* **Aim of the task**
Reply with the data below, repeated exactly in full.

Document text records
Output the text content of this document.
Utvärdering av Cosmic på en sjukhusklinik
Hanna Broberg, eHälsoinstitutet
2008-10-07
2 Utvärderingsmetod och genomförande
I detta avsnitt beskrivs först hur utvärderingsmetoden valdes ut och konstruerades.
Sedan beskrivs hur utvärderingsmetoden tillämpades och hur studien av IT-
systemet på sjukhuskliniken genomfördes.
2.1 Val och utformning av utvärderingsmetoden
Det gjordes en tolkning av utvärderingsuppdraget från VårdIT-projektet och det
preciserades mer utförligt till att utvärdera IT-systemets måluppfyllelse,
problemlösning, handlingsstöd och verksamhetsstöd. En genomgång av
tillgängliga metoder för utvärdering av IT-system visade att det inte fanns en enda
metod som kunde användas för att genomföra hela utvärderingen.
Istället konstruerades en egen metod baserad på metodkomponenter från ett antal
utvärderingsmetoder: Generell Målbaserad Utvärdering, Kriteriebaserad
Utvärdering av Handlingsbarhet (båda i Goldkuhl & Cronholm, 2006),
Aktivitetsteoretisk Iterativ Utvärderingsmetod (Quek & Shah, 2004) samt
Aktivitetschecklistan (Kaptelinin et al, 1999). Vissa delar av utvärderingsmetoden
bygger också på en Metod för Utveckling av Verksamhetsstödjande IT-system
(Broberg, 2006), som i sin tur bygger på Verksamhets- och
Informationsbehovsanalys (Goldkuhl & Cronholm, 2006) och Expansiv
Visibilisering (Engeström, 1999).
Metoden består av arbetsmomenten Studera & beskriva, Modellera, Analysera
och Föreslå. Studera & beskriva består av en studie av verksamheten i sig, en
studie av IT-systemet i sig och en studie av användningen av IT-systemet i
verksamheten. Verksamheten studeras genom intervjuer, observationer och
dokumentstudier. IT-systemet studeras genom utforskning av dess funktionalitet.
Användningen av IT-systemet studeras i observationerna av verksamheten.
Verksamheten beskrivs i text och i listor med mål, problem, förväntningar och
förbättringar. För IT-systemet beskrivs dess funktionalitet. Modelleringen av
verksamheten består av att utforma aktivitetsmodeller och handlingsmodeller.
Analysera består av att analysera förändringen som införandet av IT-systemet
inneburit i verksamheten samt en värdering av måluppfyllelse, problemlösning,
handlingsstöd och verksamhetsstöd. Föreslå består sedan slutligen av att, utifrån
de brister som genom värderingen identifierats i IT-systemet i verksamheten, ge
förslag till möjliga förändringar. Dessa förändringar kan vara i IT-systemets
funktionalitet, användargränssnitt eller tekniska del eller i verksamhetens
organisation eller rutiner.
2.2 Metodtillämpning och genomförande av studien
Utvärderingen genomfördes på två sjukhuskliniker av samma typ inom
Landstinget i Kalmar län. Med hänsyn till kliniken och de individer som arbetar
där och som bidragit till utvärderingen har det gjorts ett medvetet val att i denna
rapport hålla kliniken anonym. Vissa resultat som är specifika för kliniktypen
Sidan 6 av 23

* **Task solution**
Output the text content of this document.
Utvärdering av Cosmic på en sjukhusklinik
Hanna Broberg, eHälsoinstitutet
2008-10-07
2 Utvärderingsmetod och genomförande
I detta avsnitt beskrivs först hur utvärderingsmetoden valdes ut och konstruerades.
Sedan beskrivs hur utvärderingsmetoden tillämpades och hur studien av IT-
systemet på sjukhuskliniken genomfördes.
2.1 Val och utformning av utvärderingsmetoden
Det gjordes en tolkning av utvärderingsuppdraget från VårdIT-projektet och det
preciserades mer utförligt till att utvärdera IT-systemets måluppfyllelse,
problemlösning, handlingsstöd och verksamhetsstöd. En genomgång av
tillgängliga metoder för utvärdering av IT-system visade att det inte fanns en enda
metod som kunde användas för att genomföra hela utvärderingen.
Istället konstruerades en egen metod baserad på metodkomponenter från ett antal
utvärderingsmetoder: Generell Målbaserad Utvärdering, Kriteriebaserad
Utvärdering av Handlingsbarhet (båda i Goldkuhl & Cronholm, 2006),
Aktivitetsteoretisk Iterativ Utvärderingsmetod (Quek & Shah, 2004) samt
Aktivitetschecklistan (Kaptelinin et al, 1999). Vissa delar av utvärderingsmetoden
bygger också på en Metod för Utveckling av Verksamhetsstödjande IT-system
(Broberg, 2006), som i sin tur bygger på Verksamhets- och
Informationsbehovsanalys (Goldkuhl & Cronholm, 2006) och Expansiv
Visibilisering (Engeström, 1999).
Metoden består av arbetsmomenten Studera & beskriva, Modellera, Analysera
och Föreslå. Studera & beskriva består av en studie av verksamheten i sig, en
studie av IT-systemet i sig och en studie av användningen av IT-systemet i
verksamheten. Verksamheten studeras genom intervjuer, observationer och
dokumentstudier. IT-systemet studeras genom utforskning av dess funktionalitet.
Användningen av IT-systemet studeras i observationerna av verksamheten.
Verksamheten beskrivs i text och i listor med mål, problem, förväntningar och
förbättringar. För IT-systemet beskrivs dess funktionalitet. Modelleringen av
verksamheten består av att utforma aktivitetsmodeller och handlingsmodeller.
Analysera består av att analysera förändringen som införandet av IT-systemet
inneburit i verksamheten samt en värdering av måluppfyllelse, problemlösning,
handlingsstöd och verksamhetsstöd. Föreslå består sedan slutligen av att, utifrån
de brister som genom värderingen identifierats i IT-systemet i verksamheten, ge
förslag till möjliga förändringar. Dessa förändringar kan vara i IT-systemets
funktionalitet, användargränssnitt eller tekniska del eller i verksamhetens
organisation eller rutiner.
2.2 Metodtillämpning och genomförande av studien
Utvärderingen genomfördes på två sjukhuskliniker av samma typ inom
Landstinget i Kalmar län. Med hänsyn till kliniken och de individer som arbetar
där och som bidragit till utvärderingen har det gjorts ett medvetet val att i denna
rapport hålla kliniken anonym. Vissa resultat som är specifika för kliniktypen
Sidan 6 av 23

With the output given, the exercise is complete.